---- RECORDS SUPPLIED
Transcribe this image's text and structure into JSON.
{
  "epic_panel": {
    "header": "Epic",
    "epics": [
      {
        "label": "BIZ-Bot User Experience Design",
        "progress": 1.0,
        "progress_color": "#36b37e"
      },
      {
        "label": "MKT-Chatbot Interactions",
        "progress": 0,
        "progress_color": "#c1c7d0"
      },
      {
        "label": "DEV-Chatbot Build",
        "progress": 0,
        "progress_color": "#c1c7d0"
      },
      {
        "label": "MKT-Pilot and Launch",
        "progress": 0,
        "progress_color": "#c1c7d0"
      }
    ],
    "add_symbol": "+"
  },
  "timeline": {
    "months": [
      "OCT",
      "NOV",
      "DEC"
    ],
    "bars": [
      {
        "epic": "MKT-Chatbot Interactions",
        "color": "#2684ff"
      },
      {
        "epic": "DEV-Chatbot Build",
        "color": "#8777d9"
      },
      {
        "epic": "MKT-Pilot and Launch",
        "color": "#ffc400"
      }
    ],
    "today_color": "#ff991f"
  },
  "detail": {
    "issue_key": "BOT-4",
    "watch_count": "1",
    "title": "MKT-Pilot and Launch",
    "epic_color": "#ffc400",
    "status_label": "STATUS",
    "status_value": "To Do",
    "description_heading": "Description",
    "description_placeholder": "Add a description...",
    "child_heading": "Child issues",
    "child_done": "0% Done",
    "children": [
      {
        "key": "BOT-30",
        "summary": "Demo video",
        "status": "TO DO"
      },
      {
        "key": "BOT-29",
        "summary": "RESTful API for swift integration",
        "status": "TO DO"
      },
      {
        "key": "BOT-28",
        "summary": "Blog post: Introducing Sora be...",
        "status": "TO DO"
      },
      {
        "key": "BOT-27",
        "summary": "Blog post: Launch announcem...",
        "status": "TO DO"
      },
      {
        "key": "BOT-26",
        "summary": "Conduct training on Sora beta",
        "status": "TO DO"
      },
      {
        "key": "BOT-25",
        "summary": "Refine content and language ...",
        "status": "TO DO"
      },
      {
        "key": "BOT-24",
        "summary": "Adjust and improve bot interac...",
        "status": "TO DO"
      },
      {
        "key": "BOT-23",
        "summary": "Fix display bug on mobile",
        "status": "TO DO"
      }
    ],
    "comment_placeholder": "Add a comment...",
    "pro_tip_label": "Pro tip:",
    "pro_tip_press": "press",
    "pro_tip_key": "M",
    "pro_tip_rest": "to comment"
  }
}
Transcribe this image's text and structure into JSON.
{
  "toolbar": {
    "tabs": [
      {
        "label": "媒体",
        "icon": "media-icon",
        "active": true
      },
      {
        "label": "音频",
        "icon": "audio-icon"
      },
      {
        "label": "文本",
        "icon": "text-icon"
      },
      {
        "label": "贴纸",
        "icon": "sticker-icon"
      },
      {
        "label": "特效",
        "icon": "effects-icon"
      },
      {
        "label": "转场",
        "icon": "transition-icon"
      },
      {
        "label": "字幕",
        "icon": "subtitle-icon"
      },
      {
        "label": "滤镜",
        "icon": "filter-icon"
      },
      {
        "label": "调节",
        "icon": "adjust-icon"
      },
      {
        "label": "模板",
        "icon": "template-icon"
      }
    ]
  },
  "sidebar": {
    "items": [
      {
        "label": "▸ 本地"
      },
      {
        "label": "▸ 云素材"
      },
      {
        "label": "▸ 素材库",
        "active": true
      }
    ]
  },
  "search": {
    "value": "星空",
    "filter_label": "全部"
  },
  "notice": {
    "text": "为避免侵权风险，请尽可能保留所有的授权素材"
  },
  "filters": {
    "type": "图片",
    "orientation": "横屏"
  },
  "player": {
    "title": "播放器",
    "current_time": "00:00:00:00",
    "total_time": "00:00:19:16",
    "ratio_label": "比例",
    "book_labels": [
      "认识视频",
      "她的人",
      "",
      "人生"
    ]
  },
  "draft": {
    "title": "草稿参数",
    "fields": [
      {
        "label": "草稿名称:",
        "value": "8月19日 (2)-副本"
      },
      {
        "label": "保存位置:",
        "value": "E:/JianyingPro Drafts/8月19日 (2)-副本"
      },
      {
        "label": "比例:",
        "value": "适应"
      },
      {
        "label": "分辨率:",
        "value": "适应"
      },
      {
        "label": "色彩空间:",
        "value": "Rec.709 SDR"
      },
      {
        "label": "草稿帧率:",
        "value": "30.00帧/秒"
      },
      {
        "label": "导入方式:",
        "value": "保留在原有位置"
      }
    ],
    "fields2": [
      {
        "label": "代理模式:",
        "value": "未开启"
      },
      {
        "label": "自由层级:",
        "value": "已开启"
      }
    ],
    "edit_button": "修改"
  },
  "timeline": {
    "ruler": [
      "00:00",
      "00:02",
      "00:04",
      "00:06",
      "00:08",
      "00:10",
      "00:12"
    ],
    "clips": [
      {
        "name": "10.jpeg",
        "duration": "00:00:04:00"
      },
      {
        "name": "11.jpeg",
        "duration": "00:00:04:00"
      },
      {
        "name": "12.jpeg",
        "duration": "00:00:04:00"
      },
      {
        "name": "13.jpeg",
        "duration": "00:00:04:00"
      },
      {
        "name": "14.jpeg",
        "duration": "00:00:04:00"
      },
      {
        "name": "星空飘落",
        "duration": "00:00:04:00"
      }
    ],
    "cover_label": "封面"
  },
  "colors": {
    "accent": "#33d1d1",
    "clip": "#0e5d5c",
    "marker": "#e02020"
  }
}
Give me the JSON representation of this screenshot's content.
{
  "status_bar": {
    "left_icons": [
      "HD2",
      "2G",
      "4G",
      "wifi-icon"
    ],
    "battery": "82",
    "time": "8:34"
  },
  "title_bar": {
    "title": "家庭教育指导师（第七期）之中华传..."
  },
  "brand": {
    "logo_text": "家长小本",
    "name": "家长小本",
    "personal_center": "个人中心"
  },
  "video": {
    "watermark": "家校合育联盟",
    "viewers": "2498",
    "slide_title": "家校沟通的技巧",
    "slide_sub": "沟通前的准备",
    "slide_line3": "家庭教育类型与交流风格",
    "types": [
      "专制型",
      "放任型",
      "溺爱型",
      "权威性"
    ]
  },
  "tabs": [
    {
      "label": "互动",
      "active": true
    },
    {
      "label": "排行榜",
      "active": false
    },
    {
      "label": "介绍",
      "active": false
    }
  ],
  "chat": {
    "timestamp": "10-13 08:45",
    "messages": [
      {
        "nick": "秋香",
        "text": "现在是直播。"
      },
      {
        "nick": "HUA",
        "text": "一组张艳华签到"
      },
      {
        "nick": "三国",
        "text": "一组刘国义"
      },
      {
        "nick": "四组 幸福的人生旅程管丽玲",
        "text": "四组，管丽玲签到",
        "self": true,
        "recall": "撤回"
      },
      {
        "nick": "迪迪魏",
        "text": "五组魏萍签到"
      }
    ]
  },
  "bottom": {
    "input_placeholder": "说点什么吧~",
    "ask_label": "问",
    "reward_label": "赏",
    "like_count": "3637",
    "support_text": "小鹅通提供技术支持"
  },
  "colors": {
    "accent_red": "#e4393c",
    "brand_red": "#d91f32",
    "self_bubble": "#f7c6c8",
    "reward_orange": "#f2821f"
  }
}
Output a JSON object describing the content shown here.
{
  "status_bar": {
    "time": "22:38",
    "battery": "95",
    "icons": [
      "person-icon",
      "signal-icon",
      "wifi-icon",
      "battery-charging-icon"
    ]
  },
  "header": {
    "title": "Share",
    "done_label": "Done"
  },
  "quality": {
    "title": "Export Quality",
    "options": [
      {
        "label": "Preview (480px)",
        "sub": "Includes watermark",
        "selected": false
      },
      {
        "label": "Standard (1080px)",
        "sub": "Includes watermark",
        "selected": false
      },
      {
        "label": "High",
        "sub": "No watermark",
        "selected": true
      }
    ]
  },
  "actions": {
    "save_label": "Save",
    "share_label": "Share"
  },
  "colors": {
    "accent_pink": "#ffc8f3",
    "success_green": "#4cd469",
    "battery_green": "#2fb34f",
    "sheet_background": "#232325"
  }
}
--------
Output only the lines from the one holding "Output a JSON" through the last line above, exactly as they appear.

- CORRECT ANSWER -
Output a JSON object describing the content shown here.
{
  "status_bar": {
    "time": "22:38",
    "battery": "95",
    "icons": [
      "person-icon",
      "signal-icon",
      "wifi-icon",
      "battery-charging-icon"
    ]
  },
  "header": {
    "title": "Share",
    "done_label": "Done"
  },
  "quality": {
    "title": "Export Quality",
    "options": [
      {
        "label": "Preview (480px)",
        "sub": "Includes watermark",
        "selected": false
      },
      {
        "label": "Standard (1080px)",
        "sub": "Includes watermark",
        "selected": false
      },
      {
        "label": "High",
        "sub": "No watermark",
        "selected": true
      }
    ]
  },
  "actions": {
    "save_label": "Save",
    "share_label": "Share"
  },
  "colors": {
    "accent_pink": "#ffc8f3",
    "success_green": "#4cd469",
    "battery_green": "#2fb34f",
    "sheet_background": "#232325"
  }
}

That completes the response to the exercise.